# Short exercise
What lines of the data include the string "JSON"? Copy them all.

# Supplied records
▬▬▬▬▬▬▬▬▬▬
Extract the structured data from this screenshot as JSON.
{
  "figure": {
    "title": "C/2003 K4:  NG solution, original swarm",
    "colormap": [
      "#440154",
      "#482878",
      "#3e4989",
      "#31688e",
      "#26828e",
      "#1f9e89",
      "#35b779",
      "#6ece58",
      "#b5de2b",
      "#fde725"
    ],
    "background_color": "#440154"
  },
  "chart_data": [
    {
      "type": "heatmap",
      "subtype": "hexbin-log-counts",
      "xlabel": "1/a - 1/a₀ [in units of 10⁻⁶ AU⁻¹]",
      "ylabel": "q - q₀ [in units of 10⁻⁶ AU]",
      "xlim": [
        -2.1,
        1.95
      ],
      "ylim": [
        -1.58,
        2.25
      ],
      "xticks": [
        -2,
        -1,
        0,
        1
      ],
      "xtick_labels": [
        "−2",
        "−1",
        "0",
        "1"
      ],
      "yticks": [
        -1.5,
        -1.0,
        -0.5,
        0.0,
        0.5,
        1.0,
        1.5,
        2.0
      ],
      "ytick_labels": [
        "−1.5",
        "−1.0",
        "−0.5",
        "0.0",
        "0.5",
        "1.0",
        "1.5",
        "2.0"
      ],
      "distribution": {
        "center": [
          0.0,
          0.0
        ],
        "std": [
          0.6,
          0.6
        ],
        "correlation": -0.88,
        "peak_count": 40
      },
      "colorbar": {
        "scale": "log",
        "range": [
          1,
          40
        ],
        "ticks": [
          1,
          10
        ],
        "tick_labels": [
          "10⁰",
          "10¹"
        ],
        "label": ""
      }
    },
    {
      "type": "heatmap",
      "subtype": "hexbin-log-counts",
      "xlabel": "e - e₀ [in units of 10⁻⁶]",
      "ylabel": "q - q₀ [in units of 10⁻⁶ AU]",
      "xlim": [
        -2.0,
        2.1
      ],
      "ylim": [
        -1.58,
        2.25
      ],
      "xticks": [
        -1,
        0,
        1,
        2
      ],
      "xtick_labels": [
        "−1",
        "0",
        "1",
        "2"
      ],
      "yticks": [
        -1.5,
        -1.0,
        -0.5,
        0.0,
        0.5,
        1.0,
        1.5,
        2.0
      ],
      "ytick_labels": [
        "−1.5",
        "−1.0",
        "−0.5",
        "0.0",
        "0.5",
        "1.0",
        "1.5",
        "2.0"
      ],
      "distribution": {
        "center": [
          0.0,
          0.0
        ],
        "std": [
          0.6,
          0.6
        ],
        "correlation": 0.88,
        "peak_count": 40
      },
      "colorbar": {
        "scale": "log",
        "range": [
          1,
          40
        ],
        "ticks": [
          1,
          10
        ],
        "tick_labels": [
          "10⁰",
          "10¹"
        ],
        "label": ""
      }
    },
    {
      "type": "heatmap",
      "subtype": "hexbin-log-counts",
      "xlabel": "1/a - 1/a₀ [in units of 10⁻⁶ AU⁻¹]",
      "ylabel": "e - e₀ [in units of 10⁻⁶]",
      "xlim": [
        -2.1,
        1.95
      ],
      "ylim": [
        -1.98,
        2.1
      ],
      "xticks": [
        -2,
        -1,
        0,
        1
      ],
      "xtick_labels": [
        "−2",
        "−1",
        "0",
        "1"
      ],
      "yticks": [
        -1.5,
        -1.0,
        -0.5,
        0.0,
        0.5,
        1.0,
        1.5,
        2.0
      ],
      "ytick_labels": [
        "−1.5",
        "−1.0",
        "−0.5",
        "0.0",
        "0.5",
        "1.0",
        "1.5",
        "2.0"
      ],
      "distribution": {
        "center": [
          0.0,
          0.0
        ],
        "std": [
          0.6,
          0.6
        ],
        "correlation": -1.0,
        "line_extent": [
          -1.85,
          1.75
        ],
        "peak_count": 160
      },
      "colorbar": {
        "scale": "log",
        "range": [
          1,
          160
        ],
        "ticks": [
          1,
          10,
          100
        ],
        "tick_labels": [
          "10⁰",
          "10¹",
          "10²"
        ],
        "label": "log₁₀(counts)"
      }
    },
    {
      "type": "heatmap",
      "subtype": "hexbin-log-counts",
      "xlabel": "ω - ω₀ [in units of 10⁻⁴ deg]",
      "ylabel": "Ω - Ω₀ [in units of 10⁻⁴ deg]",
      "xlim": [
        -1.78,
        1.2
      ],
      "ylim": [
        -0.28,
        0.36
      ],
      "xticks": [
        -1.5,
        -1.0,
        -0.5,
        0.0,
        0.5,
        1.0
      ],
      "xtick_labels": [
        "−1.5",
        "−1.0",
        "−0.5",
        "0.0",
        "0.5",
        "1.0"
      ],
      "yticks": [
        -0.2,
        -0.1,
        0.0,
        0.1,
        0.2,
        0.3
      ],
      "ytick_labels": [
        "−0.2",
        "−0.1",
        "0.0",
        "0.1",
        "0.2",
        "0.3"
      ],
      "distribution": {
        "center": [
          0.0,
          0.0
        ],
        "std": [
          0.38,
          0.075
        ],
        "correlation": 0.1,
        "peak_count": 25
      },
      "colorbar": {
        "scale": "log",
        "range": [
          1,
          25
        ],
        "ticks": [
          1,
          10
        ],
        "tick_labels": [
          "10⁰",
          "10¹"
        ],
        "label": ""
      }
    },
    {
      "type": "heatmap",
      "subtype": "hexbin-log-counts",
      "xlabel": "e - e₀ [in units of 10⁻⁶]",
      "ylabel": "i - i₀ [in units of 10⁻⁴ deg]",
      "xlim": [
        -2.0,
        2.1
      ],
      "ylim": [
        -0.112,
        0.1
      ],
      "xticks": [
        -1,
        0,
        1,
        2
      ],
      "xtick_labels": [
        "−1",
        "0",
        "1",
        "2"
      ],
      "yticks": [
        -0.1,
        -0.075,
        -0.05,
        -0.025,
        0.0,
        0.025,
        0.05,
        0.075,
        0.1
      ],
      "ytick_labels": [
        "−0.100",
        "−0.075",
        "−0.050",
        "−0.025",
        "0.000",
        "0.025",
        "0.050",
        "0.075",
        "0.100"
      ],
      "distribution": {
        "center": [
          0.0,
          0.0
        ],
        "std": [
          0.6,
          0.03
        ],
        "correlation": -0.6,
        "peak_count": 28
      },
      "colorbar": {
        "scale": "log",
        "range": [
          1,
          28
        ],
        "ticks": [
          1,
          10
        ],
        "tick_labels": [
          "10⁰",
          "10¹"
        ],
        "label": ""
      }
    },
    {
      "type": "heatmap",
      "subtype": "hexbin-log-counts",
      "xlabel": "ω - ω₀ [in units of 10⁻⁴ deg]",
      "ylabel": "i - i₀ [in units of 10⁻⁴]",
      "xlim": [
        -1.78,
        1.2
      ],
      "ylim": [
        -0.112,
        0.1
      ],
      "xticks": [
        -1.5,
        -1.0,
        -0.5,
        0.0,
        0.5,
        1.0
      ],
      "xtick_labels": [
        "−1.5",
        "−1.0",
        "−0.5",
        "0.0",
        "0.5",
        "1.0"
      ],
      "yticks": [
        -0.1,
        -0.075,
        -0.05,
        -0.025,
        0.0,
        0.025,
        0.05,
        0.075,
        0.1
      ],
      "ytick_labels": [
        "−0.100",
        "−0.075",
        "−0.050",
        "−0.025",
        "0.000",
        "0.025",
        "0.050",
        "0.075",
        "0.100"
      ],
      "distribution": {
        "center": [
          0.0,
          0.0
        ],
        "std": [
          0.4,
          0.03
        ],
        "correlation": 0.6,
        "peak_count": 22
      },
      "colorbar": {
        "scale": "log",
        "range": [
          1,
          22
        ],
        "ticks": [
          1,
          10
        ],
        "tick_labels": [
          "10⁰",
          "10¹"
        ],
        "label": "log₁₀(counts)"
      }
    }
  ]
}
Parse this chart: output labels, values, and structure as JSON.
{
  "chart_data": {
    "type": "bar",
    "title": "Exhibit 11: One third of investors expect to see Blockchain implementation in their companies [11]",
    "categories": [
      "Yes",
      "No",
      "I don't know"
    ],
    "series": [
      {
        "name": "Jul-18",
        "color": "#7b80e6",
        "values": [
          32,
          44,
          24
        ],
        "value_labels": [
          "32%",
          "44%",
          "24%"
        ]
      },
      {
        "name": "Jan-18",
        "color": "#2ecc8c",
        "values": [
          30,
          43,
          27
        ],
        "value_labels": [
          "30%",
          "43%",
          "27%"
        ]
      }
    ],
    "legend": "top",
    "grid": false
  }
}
▬▬▬▬▬▬▬▬▬▬
# The reply
Extract the structured data from this screenshot as JSON.
Parse this chart: output labels, values, and structure as JSON.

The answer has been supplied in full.